(Material supplied)
━━━━━━━━━━━━━━━━━━━━
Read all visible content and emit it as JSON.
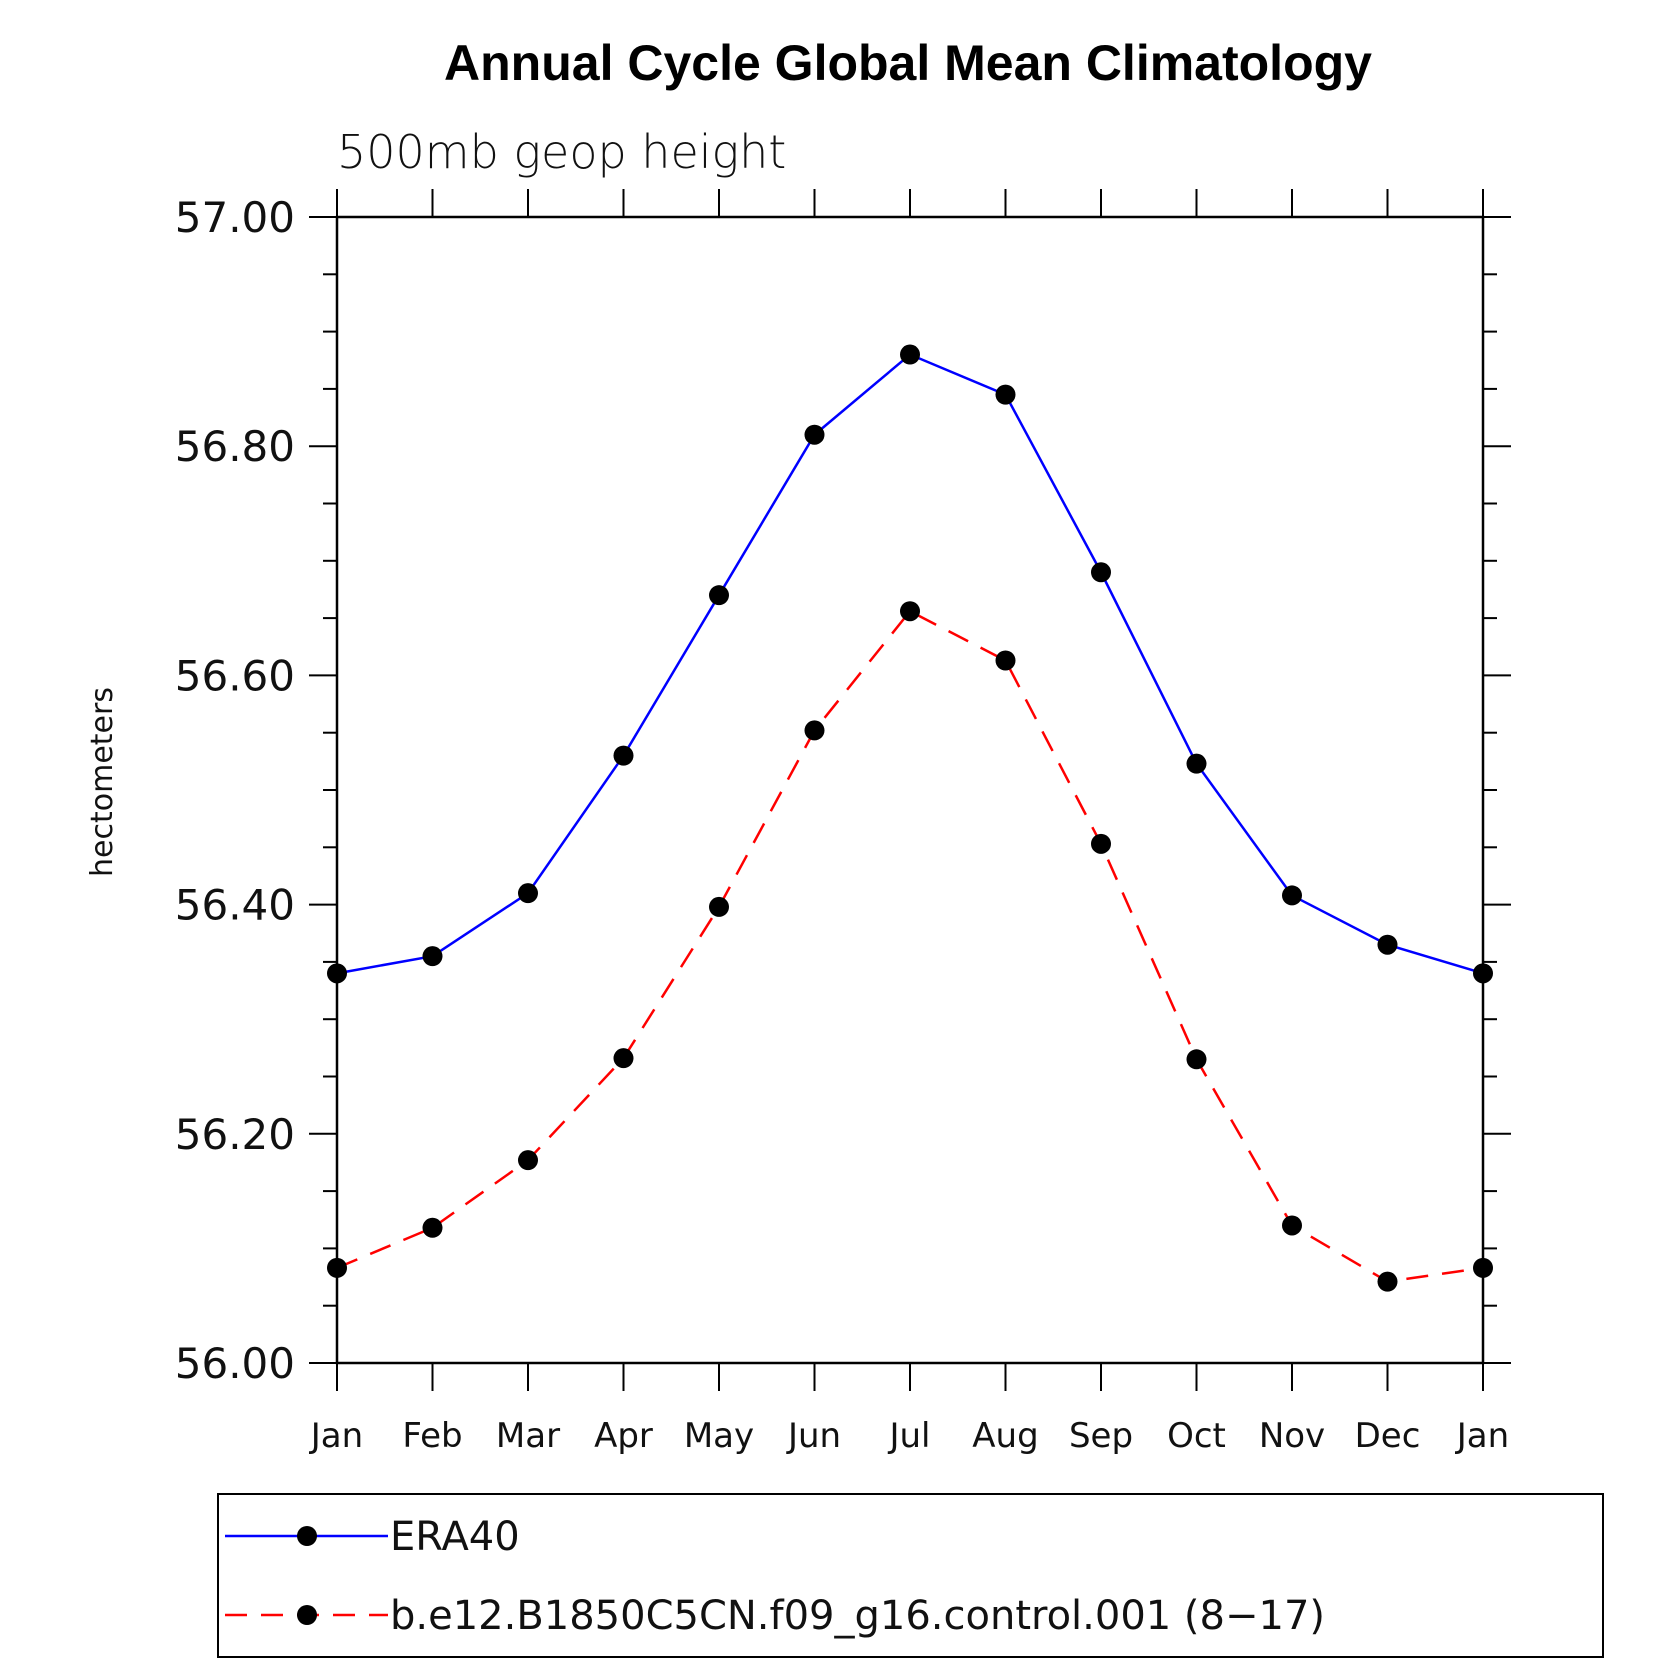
{
  "chart_data": {
    "type": "line",
    "title": "Annual Cycle Global Mean Climatology",
    "subtitle": "500mb geop height",
    "ylabel": "hectometers",
    "xlabel": "",
    "categories": [
      "Jan",
      "Feb",
      "Mar",
      "Apr",
      "May",
      "Jun",
      "Jul",
      "Aug",
      "Sep",
      "Oct",
      "Nov",
      "Dec",
      "Jan"
    ],
    "ylim": [
      56.0,
      57.0
    ],
    "yticks": [
      "56.00",
      "56.20",
      "56.40",
      "56.60",
      "56.80",
      "57.00"
    ],
    "grid": false,
    "legend_position": "bottom",
    "series": [
      {
        "name": "ERA40",
        "color": "#0000ff",
        "line_style": "solid",
        "marker": "filled-circle",
        "values": [
          56.34,
          56.355,
          56.41,
          56.53,
          56.67,
          56.81,
          56.88,
          56.845,
          56.69,
          56.523,
          56.408,
          56.365,
          56.34
        ]
      },
      {
        "name": "b.e12.B1850C5CN.f09_g16.control.001 (8−17)",
        "color": "#ff0000",
        "line_style": "dashed",
        "marker": "filled-circle",
        "values": [
          56.083,
          56.118,
          56.177,
          56.266,
          56.398,
          56.552,
          56.656,
          56.613,
          56.453,
          56.265,
          56.12,
          56.071,
          56.083
        ]
      }
    ]
  }
}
━━━━━━━━━━━━━━━━━━━━
(Directions for this task) Skip the pictures and print each record exactly as it stands.

(Task solution)
Read all visible content and emit it as JSON.
{
  "chart_data": {
    "type": "line",
    "title": "Annual Cycle Global Mean Climatology",
    "subtitle": "500mb geop height",
    "ylabel": "hectometers",
    "xlabel": "",
    "categories": [
      "Jan",
      "Feb",
      "Mar",
      "Apr",
      "May",
      "Jun",
      "Jul",
      "Aug",
      "Sep",
      "Oct",
      "Nov",
      "Dec",
      "Jan"
    ],
    "ylim": [
      56.0,
      57.0
    ],
    "yticks": [
      "56.00",
      "56.20",
      "56.40",
      "56.60",
      "56.80",
      "57.00"
    ],
    "grid": false,
    "legend_position": "bottom",
    "series": [
      {
        "name": "ERA40",
        "color": "#0000ff",
        "line_style": "solid",
        "marker": "filled-circle",
        "values": [
          56.34,
          56.355,
          56.41,
          56.53,
          56.67,
          56.81,
          56.88,
          56.845,
          56.69,
          56.523,
          56.408,
          56.365,
          56.34
        ]
      },
      {
        "name": "b.e12.B1850C5CN.f09_g16.control.001 (8−17)",
        "color": "#ff0000",
        "line_style": "dashed",
        "marker": "filled-circle",
        "values": [
          56.083,
          56.118,
          56.177,
          56.266,
          56.398,
          56.552,
          56.656,
          56.613,
          56.453,
          56.265,
          56.12,
          56.071,
          56.083
        ]
      }
    ]
  }
}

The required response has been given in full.